● Dataset excerpts
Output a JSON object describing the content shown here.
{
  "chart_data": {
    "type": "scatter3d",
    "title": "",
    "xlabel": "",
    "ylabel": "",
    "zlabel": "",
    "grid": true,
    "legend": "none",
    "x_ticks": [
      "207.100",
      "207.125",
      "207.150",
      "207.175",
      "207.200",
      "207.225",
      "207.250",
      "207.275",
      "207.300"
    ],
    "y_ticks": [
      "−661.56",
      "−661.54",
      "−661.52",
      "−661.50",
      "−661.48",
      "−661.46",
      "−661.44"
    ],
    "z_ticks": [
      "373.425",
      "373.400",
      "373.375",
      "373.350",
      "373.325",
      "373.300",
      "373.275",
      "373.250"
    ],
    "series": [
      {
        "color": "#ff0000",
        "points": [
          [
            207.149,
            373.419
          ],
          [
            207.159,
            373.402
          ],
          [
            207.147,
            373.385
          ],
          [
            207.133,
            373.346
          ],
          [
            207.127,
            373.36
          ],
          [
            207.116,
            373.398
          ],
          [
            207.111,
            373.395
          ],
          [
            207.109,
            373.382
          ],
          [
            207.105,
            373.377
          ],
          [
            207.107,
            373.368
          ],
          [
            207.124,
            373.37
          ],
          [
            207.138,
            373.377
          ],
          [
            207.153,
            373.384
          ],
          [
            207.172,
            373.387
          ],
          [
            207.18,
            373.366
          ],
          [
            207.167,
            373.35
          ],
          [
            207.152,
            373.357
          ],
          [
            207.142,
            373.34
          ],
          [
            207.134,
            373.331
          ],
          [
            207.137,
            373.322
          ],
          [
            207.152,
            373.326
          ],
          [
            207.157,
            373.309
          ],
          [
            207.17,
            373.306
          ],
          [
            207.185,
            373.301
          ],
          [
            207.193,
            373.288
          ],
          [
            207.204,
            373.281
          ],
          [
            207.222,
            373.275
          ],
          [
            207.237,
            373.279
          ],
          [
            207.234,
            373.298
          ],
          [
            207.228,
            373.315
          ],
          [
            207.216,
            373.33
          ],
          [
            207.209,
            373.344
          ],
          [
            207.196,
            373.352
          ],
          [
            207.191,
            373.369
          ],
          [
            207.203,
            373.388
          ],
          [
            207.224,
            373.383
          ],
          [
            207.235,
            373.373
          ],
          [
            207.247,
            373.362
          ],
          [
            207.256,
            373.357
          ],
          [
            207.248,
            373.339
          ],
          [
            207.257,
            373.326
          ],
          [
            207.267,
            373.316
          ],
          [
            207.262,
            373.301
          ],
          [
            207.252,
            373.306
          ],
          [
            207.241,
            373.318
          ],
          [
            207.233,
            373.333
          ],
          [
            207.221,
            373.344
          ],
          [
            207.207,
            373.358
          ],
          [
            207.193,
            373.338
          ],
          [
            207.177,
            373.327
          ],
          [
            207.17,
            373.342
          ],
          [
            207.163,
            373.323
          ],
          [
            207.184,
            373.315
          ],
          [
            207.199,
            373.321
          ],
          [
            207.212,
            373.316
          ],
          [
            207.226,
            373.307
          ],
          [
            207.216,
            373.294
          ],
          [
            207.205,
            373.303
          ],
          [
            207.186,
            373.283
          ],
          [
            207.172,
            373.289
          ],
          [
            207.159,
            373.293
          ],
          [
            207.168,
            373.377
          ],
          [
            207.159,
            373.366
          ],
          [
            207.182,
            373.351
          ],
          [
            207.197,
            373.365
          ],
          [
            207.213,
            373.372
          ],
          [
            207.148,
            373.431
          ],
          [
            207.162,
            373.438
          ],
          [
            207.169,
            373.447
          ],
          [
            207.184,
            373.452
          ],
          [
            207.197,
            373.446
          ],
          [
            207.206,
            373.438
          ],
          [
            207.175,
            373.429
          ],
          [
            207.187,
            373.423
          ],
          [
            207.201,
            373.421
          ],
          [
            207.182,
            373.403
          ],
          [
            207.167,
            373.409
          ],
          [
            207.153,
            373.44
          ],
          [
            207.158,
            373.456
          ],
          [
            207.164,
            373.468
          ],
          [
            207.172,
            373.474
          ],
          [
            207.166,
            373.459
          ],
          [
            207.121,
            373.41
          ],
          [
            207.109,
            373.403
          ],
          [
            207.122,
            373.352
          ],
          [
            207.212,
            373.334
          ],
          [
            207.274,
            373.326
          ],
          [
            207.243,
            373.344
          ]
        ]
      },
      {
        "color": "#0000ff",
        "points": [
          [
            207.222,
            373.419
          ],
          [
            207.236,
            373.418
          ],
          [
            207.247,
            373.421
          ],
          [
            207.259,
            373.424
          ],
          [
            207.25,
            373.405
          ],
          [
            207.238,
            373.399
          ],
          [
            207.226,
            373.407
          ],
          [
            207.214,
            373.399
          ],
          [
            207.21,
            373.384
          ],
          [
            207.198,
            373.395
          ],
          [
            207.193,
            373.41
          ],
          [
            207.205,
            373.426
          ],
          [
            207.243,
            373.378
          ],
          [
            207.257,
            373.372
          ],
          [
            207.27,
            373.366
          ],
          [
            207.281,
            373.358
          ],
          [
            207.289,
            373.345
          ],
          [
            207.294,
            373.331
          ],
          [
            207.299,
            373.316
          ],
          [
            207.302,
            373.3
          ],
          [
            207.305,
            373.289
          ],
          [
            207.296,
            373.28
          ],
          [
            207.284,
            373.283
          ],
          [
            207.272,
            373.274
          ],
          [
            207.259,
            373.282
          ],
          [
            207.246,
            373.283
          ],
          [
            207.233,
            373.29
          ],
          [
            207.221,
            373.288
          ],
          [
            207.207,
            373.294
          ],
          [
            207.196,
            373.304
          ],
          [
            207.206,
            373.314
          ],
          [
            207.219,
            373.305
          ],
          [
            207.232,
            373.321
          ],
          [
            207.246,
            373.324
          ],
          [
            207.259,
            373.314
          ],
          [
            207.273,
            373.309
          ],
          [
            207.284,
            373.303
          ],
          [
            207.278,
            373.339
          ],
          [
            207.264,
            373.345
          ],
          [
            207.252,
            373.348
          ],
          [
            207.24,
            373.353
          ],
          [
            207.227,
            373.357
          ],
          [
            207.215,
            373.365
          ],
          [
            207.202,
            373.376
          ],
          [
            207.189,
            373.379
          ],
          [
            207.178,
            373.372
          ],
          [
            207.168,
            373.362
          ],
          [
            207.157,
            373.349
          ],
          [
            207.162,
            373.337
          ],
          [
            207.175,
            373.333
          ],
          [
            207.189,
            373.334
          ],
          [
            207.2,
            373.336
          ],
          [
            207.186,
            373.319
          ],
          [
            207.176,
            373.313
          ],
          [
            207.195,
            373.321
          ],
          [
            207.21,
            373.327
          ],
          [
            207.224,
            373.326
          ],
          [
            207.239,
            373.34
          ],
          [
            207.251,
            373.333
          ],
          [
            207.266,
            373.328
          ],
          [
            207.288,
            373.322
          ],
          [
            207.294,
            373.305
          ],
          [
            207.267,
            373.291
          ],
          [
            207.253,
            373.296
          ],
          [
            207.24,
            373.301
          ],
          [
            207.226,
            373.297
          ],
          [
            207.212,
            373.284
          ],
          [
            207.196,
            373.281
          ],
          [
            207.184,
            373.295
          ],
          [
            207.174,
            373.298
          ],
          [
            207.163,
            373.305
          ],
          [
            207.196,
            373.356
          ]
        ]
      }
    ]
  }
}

● Instructions for the task
Return each line of the records above exactly as it reads.

● The completed task
Output a JSON object describing the content shown here.
{
  "chart_data": {
    "type": "scatter3d",
    "title": "",
    "xlabel": "",
    "ylabel": "",
    "zlabel": "",
    "grid": true,
    "legend": "none",
    "x_ticks": [
      "207.100",
      "207.125",
      "207.150",
      "207.175",
      "207.200",
      "207.225",
      "207.250",
      "207.275",
      "207.300"
    ],
    "y_ticks": [
      "−661.56",
      "−661.54",
      "−661.52",
      "−661.50",
      "−661.48",
      "−661.46",
      "−661.44"
    ],
    "z_ticks": [
      "373.425",
      "373.400",
      "373.375",
      "373.350",
      "373.325",
      "373.300",
      "373.275",
      "373.250"
    ],
    "series": [
      {
        "color": "#ff0000",
        "points": [
          [
            207.149,
            373.419
          ],
          [
            207.159,
            373.402
          ],
          [
            207.147,
            373.385
          ],
          [
            207.133,
            373.346
          ],
          [
            207.127,
            373.36
          ],
          [
            207.116,
            373.398
          ],
          [
            207.111,
            373.395
          ],
          [
            207.109,
            373.382
          ],
          [
            207.105,
            373.377
          ],
          [
            207.107,
            373.368
          ],
          [
            207.124,
            373.37
          ],
          [
            207.138,
            373.377
          ],
          [
            207.153,
            373.384
          ],
          [
            207.172,
            373.387
          ],
          [
            207.18,
            373.366
          ],
          [
            207.167,
            373.35
          ],
          [
            207.152,
            373.357
          ],
          [
            207.142,
            373.34
          ],
          [
            207.134,
            373.331
          ],
          [
            207.137,
            373.322
          ],
          [
            207.152,
            373.326
          ],
          [
            207.157,
            373.309
          ],
          [
            207.17,
            373.306
          ],
          [
            207.185,
            373.301
          ],
          [
            207.193,
            373.288
          ],
          [
            207.204,
            373.281
          ],
          [
            207.222,
            373.275
          ],
          [
            207.237,
            373.279
          ],
          [
            207.234,
            373.298
          ],
          [
            207.228,
            373.315
          ],
          [
            207.216,
            373.33
          ],
          [
            207.209,
            373.344
          ],
          [
            207.196,
            373.352
          ],
          [
            207.191,
            373.369
          ],
          [
            207.203,
            373.388
          ],
          [
            207.224,
            373.383
          ],
          [
            207.235,
            373.373
          ],
          [
            207.247,
            373.362
          ],
          [
            207.256,
            373.357
          ],
          [
            207.248,
            373.339
          ],
          [
            207.257,
            373.326
          ],
          [
            207.267,
            373.316
          ],
          [
            207.262,
            373.301
          ],
          [
            207.252,
            373.306
          ],
          [
            207.241,
            373.318
          ],
          [
            207.233,
            373.333
          ],
          [
            207.221,
            373.344
          ],
          [
            207.207,
            373.358
          ],
          [
            207.193,
            373.338
          ],
          [
            207.177,
            373.327
          ],
          [
            207.17,
            373.342
          ],
          [
            207.163,
            373.323
          ],
          [
            207.184,
            373.315
          ],
          [
            207.199,
            373.321
          ],
          [
            207.212,
            373.316
          ],
          [
            207.226,
            373.307
          ],
          [
            207.216,
            373.294
          ],
          [
            207.205,
            373.303
          ],
          [
            207.186,
            373.283
          ],
          [
            207.172,
            373.289
          ],
          [
            207.159,
            373.293
          ],
          [
            207.168,
            373.377
          ],
          [
            207.159,
            373.366
          ],
          [
            207.182,
            373.351
          ],
          [
            207.197,
            373.365
          ],
          [
            207.213,
            373.372
          ],
          [
            207.148,
            373.431
          ],
          [
            207.162,
            373.438
          ],
          [
            207.169,
            373.447
          ],
          [
            207.184,
            373.452
          ],
          [
            207.197,
            373.446
          ],
          [
            207.206,
            373.438
          ],
          [
            207.175,
            373.429
          ],
          [
            207.187,
            373.423
          ],
          [
            207.201,
            373.421
          ],
          [
            207.182,
            373.403
          ],
          [
            207.167,
            373.409
          ],
          [
            207.153,
            373.44
          ],
          [
            207.158,
            373.456
          ],
          [
            207.164,
            373.468
          ],
          [
            207.172,
            373.474
          ],
          [
            207.166,
            373.459
          ],
          [
            207.121,
            373.41
          ],
          [
            207.109,
            373.403
          ],
          [
            207.122,
            373.352
          ],
          [
            207.212,
            373.334
          ],
          [
            207.274,
            373.326
          ],
          [
            207.243,
            373.344
          ]
        ]
      },
      {
        "color": "#0000ff",
        "points": [
          [
            207.222,
            373.419
          ],
          [
            207.236,
            373.418
          ],
          [
            207.247,
            373.421
          ],
          [
            207.259,
            373.424
          ],
          [
            207.25,
            373.405
          ],
          [
            207.238,
            373.399
          ],
          [
            207.226,
            373.407
          ],
          [
            207.214,
            373.399
          ],
          [
            207.21,
            373.384
          ],
          [
            207.198,
            373.395
          ],
          [
            207.193,
            373.41
          ],
          [
            207.205,
            373.426
          ],
          [
            207.243,
            373.378
          ],
          [
            207.257,
            373.372
          ],
          [
            207.27,
            373.366
          ],
          [
            207.281,
            373.358
          ],
          [
            207.289,
            373.345
          ],
          [
            207.294,
            373.331
          ],
          [
            207.299,
            373.316
          ],
          [
            207.302,
            373.3
          ],
          [
            207.305,
            373.289
          ],
          [
            207.296,
            373.28
          ],
          [
            207.284,
            373.283
          ],
          [
            207.272,
            373.274
          ],
          [
            207.259,
            373.282
          ],
          [
            207.246,
            373.283
          ],
          [
            207.233,
            373.29
          ],
          [
            207.221,
            373.288
          ],
          [
            207.207,
            373.294
          ],
          [
            207.196,
            373.304
          ],
          [
            207.206,
            373.314
          ],
          [
            207.219,
            373.305
          ],
          [
            207.232,
            373.321
          ],
          [
            207.246,
            373.324
          ],
          [
            207.259,
            373.314
          ],
          [
            207.273,
            373.309
          ],
          [
            207.284,
            373.303
          ],
          [
            207.278,
            373.339
          ],
          [
            207.264,
            373.345
          ],
          [
            207.252,
            373.348
          ],
          [
            207.24,
            373.353
          ],
          [
            207.227,
            373.357
          ],
          [
            207.215,
            373.365
          ],
          [
            207.202,
            373.376
          ],
          [
            207.189,
            373.379
          ],
          [
            207.178,
            373.372
          ],
          [
            207.168,
            373.362
          ],
          [
            207.157,
            373.349
          ],
          [
            207.162,
            373.337
          ],
          [
            207.175,
            373.333
          ],
          [
            207.189,
            373.334
          ],
          [
            207.2,
            373.336
          ],
          [
            207.186,
            373.319
          ],
          [
            207.176,
            373.313
          ],
          [
            207.195,
            373.321
          ],
          [
            207.21,
            373.327
          ],
          [
            207.224,
            373.326
          ],
          [
            207.239,
            373.34
          ],
          [
            207.251,
            373.333
          ],
          [
            207.266,
            373.328
          ],
          [
            207.288,
            373.322
          ],
          [
            207.294,
            373.305
          ],
          [
            207.267,
            373.291
          ],
          [
            207.253,
            373.296
          ],
          [
            207.24,
            373.301
          ],
          [
            207.226,
            373.297
          ],
          [
            207.212,
            373.284
          ],
          [
            207.196,
            373.281
          ],
          [
            207.184,
            373.295
          ],
          [
            207.174,
            373.298
          ],
          [
            207.163,
            373.305
          ],
          [
            207.196,
            373.356
          ]
        ]
      }
    ]
  }
}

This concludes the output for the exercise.